**WORK TO BE COMPLETED**
Collect every line in the records below that contains the word "noLu".

**DATA PROVIDED**
◇ ◇ ◇ ◇ ◇ ◇ ◇

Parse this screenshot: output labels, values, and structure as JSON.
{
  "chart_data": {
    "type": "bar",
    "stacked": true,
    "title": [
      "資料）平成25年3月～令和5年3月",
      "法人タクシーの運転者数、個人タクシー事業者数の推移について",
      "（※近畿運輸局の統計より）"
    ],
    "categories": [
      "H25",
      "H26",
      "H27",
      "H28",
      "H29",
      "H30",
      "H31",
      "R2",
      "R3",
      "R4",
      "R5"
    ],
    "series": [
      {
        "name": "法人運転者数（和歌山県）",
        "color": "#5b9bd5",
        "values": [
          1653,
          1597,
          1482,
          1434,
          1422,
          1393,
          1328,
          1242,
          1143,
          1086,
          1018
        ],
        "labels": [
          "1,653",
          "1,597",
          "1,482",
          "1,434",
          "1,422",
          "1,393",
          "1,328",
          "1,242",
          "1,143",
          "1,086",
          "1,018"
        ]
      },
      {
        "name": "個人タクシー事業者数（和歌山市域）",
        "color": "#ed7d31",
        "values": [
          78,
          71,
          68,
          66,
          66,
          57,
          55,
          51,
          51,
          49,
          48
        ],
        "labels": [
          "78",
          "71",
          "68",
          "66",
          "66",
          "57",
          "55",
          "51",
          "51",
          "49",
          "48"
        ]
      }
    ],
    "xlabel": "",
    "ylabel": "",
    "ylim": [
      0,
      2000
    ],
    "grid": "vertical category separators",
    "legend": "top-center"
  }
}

◇ ◇ ◇ ◇ ◇ ◇ ◇

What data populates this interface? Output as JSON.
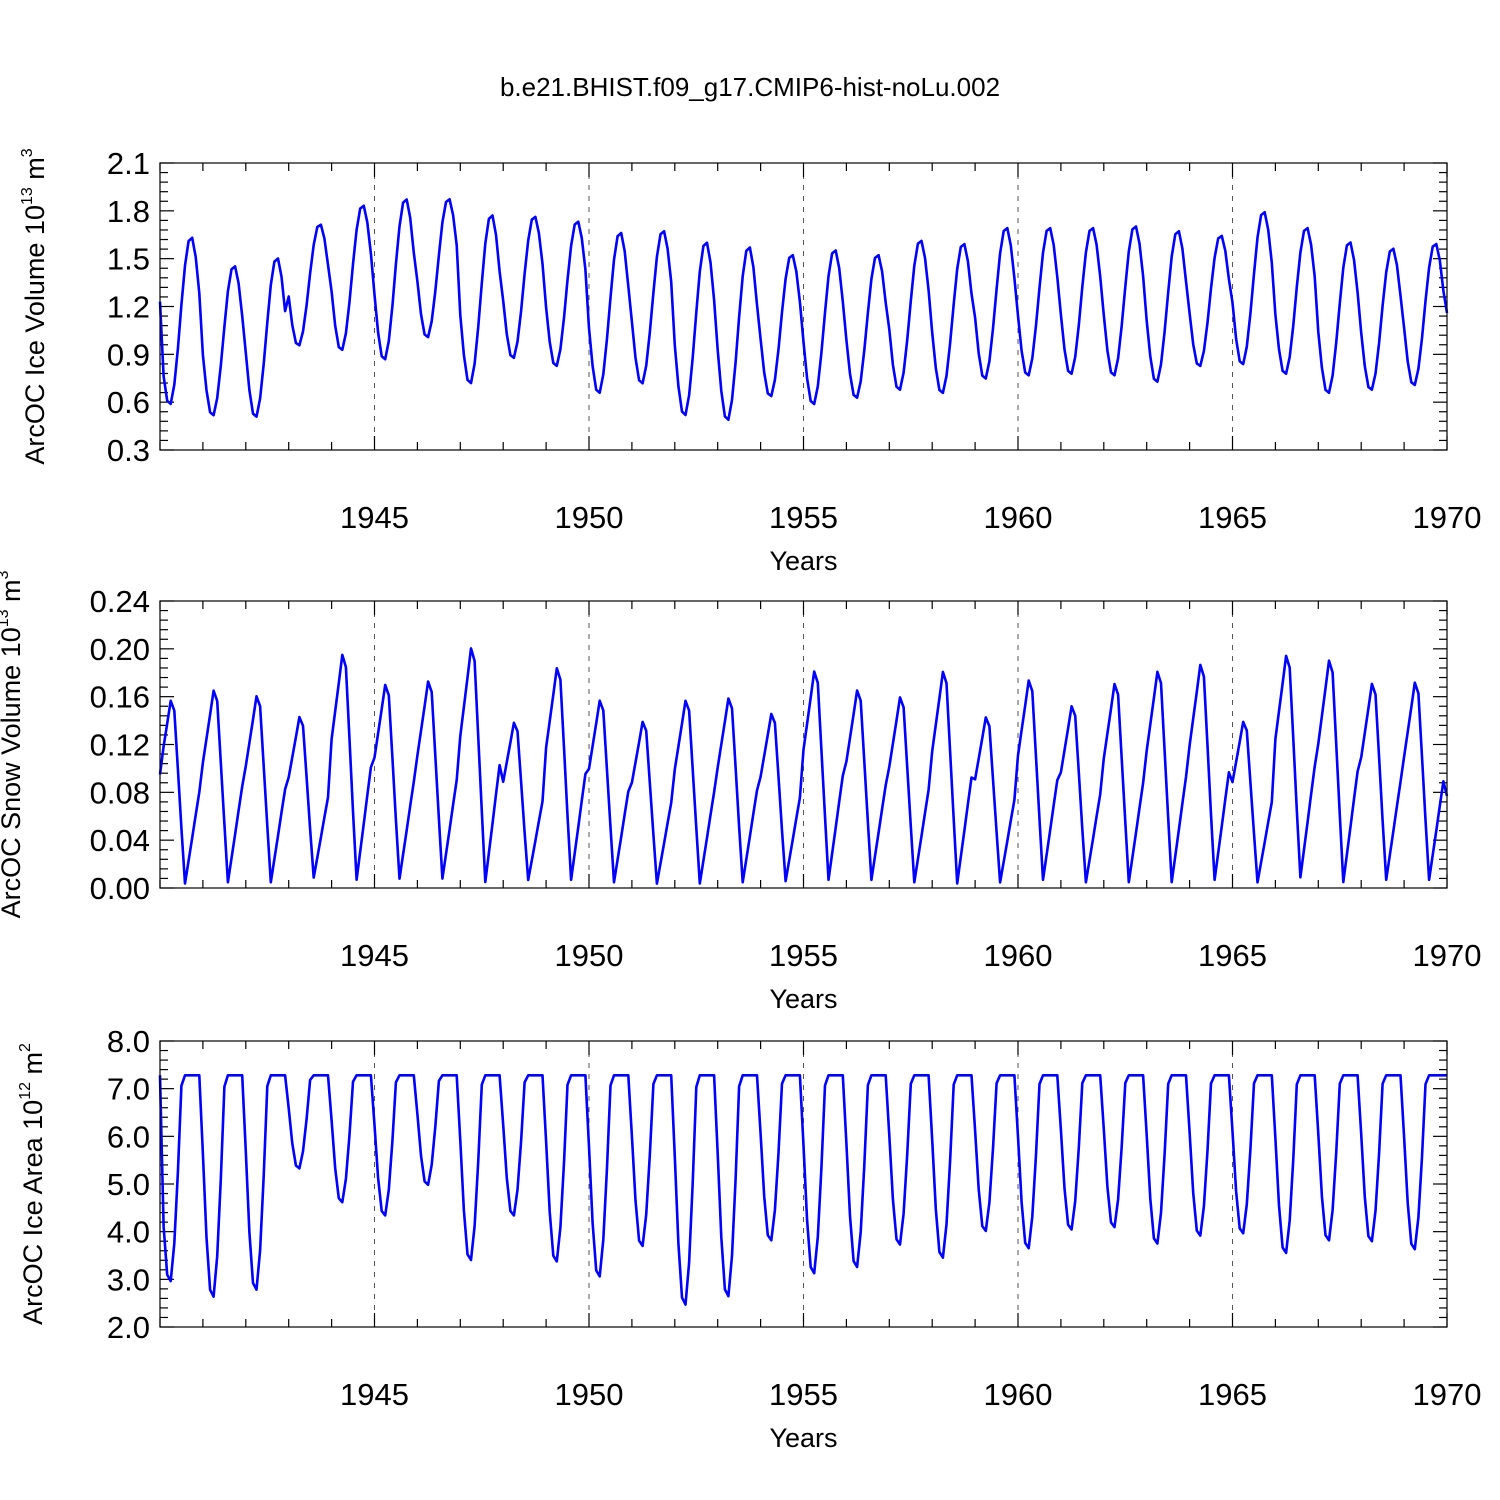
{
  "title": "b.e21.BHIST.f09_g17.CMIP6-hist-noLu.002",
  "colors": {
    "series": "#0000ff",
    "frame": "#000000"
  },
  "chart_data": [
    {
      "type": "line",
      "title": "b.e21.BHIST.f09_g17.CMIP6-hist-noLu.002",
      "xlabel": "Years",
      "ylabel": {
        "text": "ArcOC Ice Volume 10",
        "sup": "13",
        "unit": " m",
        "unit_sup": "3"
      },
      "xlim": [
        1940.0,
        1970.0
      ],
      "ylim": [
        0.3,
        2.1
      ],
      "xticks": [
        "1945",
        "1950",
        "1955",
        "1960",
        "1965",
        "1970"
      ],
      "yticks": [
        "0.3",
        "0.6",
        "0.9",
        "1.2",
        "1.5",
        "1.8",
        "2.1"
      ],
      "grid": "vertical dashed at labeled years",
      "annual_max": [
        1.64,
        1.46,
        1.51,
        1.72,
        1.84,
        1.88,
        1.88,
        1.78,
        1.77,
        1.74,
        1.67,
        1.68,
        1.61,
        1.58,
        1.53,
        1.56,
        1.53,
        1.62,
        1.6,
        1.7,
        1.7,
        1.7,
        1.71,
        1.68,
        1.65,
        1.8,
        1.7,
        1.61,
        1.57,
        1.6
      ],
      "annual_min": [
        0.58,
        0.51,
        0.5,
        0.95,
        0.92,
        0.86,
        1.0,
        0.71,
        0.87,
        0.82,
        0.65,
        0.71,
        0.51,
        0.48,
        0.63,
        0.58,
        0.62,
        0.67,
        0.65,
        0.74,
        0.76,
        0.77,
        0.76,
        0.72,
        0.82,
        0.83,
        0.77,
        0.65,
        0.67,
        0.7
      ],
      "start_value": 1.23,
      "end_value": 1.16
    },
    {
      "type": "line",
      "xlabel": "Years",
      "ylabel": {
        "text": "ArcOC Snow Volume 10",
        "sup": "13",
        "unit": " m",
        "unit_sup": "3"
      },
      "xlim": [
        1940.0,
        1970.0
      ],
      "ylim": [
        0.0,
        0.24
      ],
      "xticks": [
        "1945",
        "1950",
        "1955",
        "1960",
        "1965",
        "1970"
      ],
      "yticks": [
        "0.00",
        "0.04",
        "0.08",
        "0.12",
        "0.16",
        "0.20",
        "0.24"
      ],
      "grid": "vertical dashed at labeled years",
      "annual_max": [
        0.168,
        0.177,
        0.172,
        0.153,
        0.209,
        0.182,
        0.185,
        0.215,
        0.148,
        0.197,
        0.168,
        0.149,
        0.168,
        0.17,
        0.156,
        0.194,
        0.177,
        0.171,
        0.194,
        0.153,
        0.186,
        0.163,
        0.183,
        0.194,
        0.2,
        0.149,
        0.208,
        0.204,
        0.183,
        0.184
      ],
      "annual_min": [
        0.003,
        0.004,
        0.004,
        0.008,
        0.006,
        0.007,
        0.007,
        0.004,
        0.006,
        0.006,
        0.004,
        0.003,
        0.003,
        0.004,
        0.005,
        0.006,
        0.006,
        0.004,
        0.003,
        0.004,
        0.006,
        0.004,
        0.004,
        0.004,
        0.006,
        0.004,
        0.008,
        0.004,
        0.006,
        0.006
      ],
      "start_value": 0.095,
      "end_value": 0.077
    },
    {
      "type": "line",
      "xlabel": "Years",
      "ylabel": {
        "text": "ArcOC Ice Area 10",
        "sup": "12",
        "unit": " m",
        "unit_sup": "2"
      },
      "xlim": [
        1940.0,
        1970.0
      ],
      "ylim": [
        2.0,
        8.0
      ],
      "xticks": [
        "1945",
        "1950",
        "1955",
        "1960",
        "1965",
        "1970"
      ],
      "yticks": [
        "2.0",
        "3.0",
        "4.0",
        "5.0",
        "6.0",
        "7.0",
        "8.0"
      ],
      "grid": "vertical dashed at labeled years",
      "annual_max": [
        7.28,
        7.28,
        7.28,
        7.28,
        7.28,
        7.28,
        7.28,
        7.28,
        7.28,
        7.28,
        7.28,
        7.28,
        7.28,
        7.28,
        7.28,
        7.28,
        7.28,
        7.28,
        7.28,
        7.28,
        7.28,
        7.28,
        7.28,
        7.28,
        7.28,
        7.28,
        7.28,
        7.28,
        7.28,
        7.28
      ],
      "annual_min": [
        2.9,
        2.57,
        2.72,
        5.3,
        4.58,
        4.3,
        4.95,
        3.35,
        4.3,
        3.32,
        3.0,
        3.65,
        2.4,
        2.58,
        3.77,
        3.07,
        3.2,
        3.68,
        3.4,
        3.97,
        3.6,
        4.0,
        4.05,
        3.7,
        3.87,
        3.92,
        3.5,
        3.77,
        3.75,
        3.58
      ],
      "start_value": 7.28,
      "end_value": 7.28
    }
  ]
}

◇ ◇ ◇ ◇ ◇ ◇ ◇

**RESPONSE**
  "title": "b.e21.BHIST.f09_g17.CMIP6-hist-noLu.002",
      "title": "b.e21.BHIST.f09_g17.CMIP6-hist-noLu.002",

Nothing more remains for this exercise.